**Provided data**
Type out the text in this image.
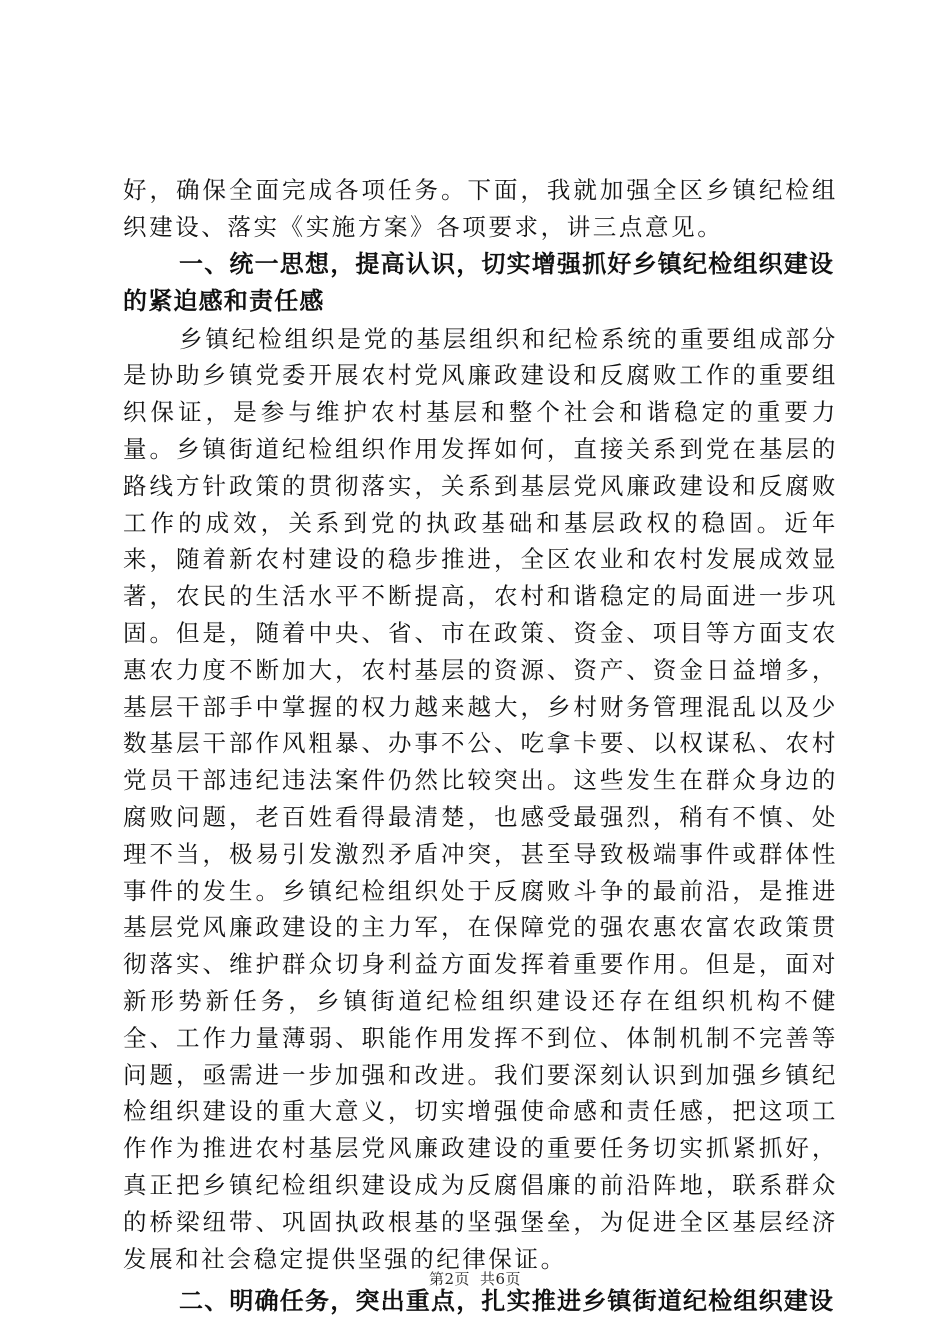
好，确保全面完成各项任务。下面，我就加强全区乡镇纪检组织建设、落实《实施方案》各项要求，讲三点意见。

一、统一思想，提高认识，切实增强抓好乡镇纪检组织建设的紧迫感和责任感

乡镇纪检组织是党的基层组织和纪检系统的重要组成部分是协助乡镇党委开展农村党风廉政建设和反腐败工作的重要组织保证，是参与维护农村基层和整个社会和谐稳定的重要力量。乡镇街道纪检组织作用发挥如何，直接关系到党在基层的路线方针政策的贯彻落实，关系到基层党风廉政建设和反腐败工作的成效，关系到党的执政基础和基层政权的稳固。近年来，随着新农村建设的稳步推进，全区农业和农村发展成效显著，农民的生活水平不断提高，农村和谐稳定的局面进一步巩固。但是，随着中央、省、市在政策、资金、项目等方面支农惠农力度不断加大，农村基层的资源、资产、资金日益增多，基层干部手中掌握的权力越来越大，乡村财务管理混乱以及少数基层干部作风粗暴、办事不公、吃拿卡要、以权谋私、农村党员干部违纪违法案件仍然比较突出。这些发生在群众身边的腐败问题，老百姓看得最清楚，也感受最强烈，稍有不慎、处理不当，极易引发激烈矛盾冲突，甚至导致极端事件或群体性事件的发生。乡镇纪检组织处于反腐败斗争的最前沿，是推进基层党风廉政建设的主力军，在保障党的强农惠农富农政策贯彻落实、维护群众切身利益方面发挥着重要作用。但是，面对新形势新任务，乡镇街道纪检组织建设还存在组织机构不健全、工作力量薄弱、职能作用发挥不到位、体制机制不完善等问题，亟需进一步加强和改进。我们要深刻认识到加强乡镇纪检组织建设的重大意义，切实增强使命感和责任感，把这项工作作为推进农村基层党风廉政建设的重要任务切实抓紧抓好，真正把乡镇纪检组织建设成为反腐倡廉的前沿阵地，联系群众的桥梁纽带、巩固执政根基的坚强堡垒，为促进全区基层经济发展和社会稳定提供坚强的纪律保证。

二、明确任务，突出重点，扎实推进乡镇街道纪检组织建设
第2页 共6页
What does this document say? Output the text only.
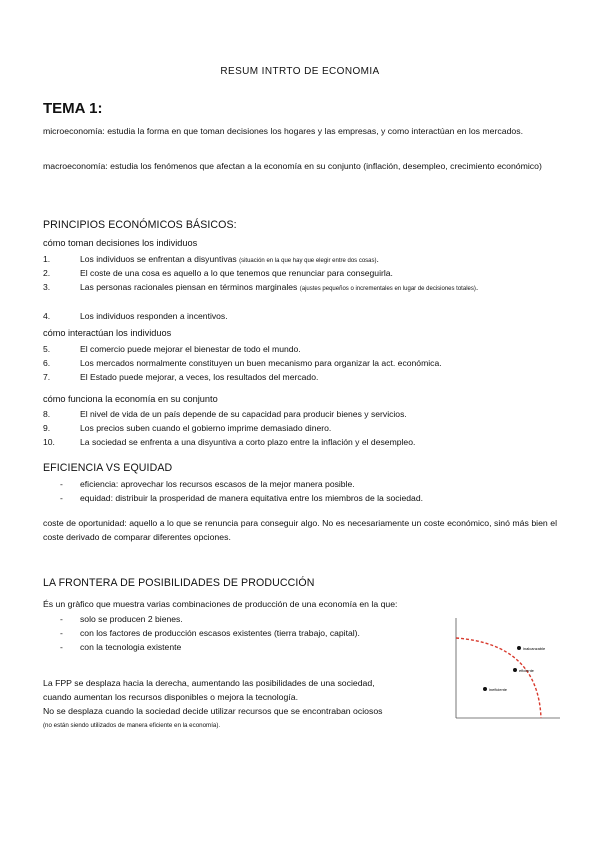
RESUM INTRTO DE ECONOMIA
TEMA 1:
microeconomía: estudia la forma en que toman decisiones los hogares y las empresas, y como interactúan en los mercados.
macroeconomía: estudia los fenómenos que afectan a la economía en su conjunto (inflación, desempleo, crecimiento económico)
PRINCIPIOS ECONÓMICOS BÁSICOS:
cómo toman decisiones los individuos
1.	Los individuos se enfrentan a disyuntivas (situación en la que hay que elegir entre dos cosas).
2.	El coste de una cosa es aquello a lo que tenemos que renunciar para conseguirla.
3.	Las personas racionales piensan en términos marginales (ajustes pequeños o incrementales en lugar de decisiones totales).
4.	Los individuos responden a incentivos.
cómo interactúan los individuos
5.	El comercio puede mejorar el bienestar de todo el mundo.
6.	Los mercados normalmente constituyen un buen mecanismo para organizar la act. económica.
7.	El Estado puede mejorar, a veces, los resultados del mercado.
cómo funciona la economía en su conjunto
8.	El nivel de vida de un país depende de su capacidad para producir bienes y servicios.
9.	Los precios suben cuando el gobierno imprime demasiado dinero.
10.	La sociedad se enfrenta a una disyuntiva a corto plazo entre la inflación y el desempleo.
EFICIENCIA VS EQUIDAD
- eficiencia: aprovechar los recursos escasos de la mejor manera posible.
- equidad: distribuir la prosperidad de manera equitativa entre los miembros de la sociedad.
coste de oportunidad: aquello a lo que se renuncia para conseguir algo. No es necesariamente un coste económico, sinó más bien el coste derivado de comparar diferentes opciones.
LA FRONTERA DE POSIBILIDADES DE PRODUCCIÓN
És un gràfico que muestra varias combinaciones de producción de una economía en la que:
- solo se producen 2 bienes.
- con los factores de producción escasos existentes (tierra trabajo, capital).
- con la tecnologia existente
La FPP se desplaza hacia la derecha, aumentando las posibilidades de una sociedad,
cuando aumentan los recursos disponibles o mejora la tecnología.
No se desplaza cuando la sociedad decide utilizar recursos que se encontraban ociosos
(no están siendo utilizados de manera eficiente en la economía).
inalcanzable
eficiente
ineficiente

**What you need to do**
Output the data above without changes, apart from leaving out the pictures.

**Expected answer**
Type out the text in this image.
好，确保全面完成各项任务。下面，我就加强全区乡镇纪检组织建设、落实《实施方案》各项要求，讲三点意见。

一、统一思想，提高认识，切实增强抓好乡镇纪检组织建设的紧迫感和责任感

乡镇纪检组织是党的基层组织和纪检系统的重要组成部分是协助乡镇党委开展农村党风廉政建设和反腐败工作的重要组织保证，是参与维护农村基层和整个社会和谐稳定的重要力量。乡镇街道纪检组织作用发挥如何，直接关系到党在基层的路线方针政策的贯彻落实，关系到基层党风廉政建设和反腐败工作的成效，关系到党的执政基础和基层政权的稳固。近年来，随着新农村建设的稳步推进，全区农业和农村发展成效显著，农民的生活水平不断提高，农村和谐稳定的局面进一步巩固。但是，随着中央、省、市在政策、资金、项目等方面支农惠农力度不断加大，农村基层的资源、资产、资金日益增多，基层干部手中掌握的权力越来越大，乡村财务管理混乱以及少数基层干部作风粗暴、办事不公、吃拿卡要、以权谋私、农村党员干部违纪违法案件仍然比较突出。这些发生在群众身边的腐败问题，老百姓看得最清楚，也感受最强烈，稍有不慎、处理不当，极易引发激烈矛盾冲突，甚至导致极端事件或群体性事件的发生。乡镇纪检组织处于反腐败斗争的最前沿，是推进基层党风廉政建设的主力军，在保障党的强农惠农富农政策贯彻落实、维护群众切身利益方面发挥着重要作用。但是，面对新形势新任务，乡镇街道纪检组织建设还存在组织机构不健全、工作力量薄弱、职能作用发挥不到位、体制机制不完善等问题，亟需进一步加强和改进。我们要深刻认识到加强乡镇纪检组织建设的重大意义，切实增强使命感和责任感，把这项工作作为推进农村基层党风廉政建设的重要任务切实抓紧抓好，真正把乡镇纪检组织建设成为反腐倡廉的前沿阵地，联系群众的桥梁纽带、巩固执政根基的坚强堡垒，为促进全区基层经济发展和社会稳定提供坚强的纪律保证。

二、明确任务，突出重点，扎实推进乡镇街道纪检组织建设
第2页 共6页
What does this document say? Output the text only.
RESUM INTRTO DE ECONOMIA
TEMA 1:
microeconomía: estudia la forma en que toman decisiones los hogares y las empresas, y como interactúan en los mercados.
macroeconomía: estudia los fenómenos que afectan a la economía en su conjunto (inflación, desempleo, crecimiento económico)
PRINCIPIOS ECONÓMICOS BÁSICOS:
cómo toman decisiones los individuos
1.	Los individuos se enfrentan a disyuntivas (situación en la que hay que elegir entre dos cosas).
2.	El coste de una cosa es aquello a lo que tenemos que renunciar para conseguirla.
3.	Las personas racionales piensan en términos marginales (ajustes pequeños o incrementales en lugar de decisiones totales).
4.	Los individuos responden a incentivos.
cómo interactúan los individuos
5.	El comercio puede mejorar el bienestar de todo el mundo.
6.	Los mercados normalmente constituyen un buen mecanismo para organizar la act. económica.
7.	El Estado puede mejorar, a veces, los resultados del mercado.
cómo funciona la economía en su conjunto
8.	El nivel de vida de un país depende de su capacidad para producir bienes y servicios.
9.	Los precios suben cuando el gobierno imprime demasiado dinero.
10.	La sociedad se enfrenta a una disyuntiva a corto plazo entre la inflación y el desempleo.
EFICIENCIA VS EQUIDAD
- eficiencia: aprovechar los recursos escasos de la mejor manera posible.
- equidad: distribuir la prosperidad de manera equitativa entre los miembros de la sociedad.
coste de oportunidad: aquello a lo que se renuncia para conseguir algo. No es necesariamente un coste económico, sinó más bien el coste derivado de comparar diferentes opciones.
LA FRONTERA DE POSIBILIDADES DE PRODUCCIÓN
És un gràfico que muestra varias combinaciones de producción de una economía en la que:
- solo se producen 2 bienes.
- con los factores de producción escasos existentes (tierra trabajo, capital).
- con la tecnologia existente
La FPP se desplaza hacia la derecha, aumentando las posibilidades de una sociedad,
cuando aumentan los recursos disponibles o mejora la tecnología.
No se desplaza cuando la sociedad decide utilizar recursos que se encontraban ociosos
(no están siendo utilizados de manera eficiente en la economía).
inalcanzable
eficiente
ineficiente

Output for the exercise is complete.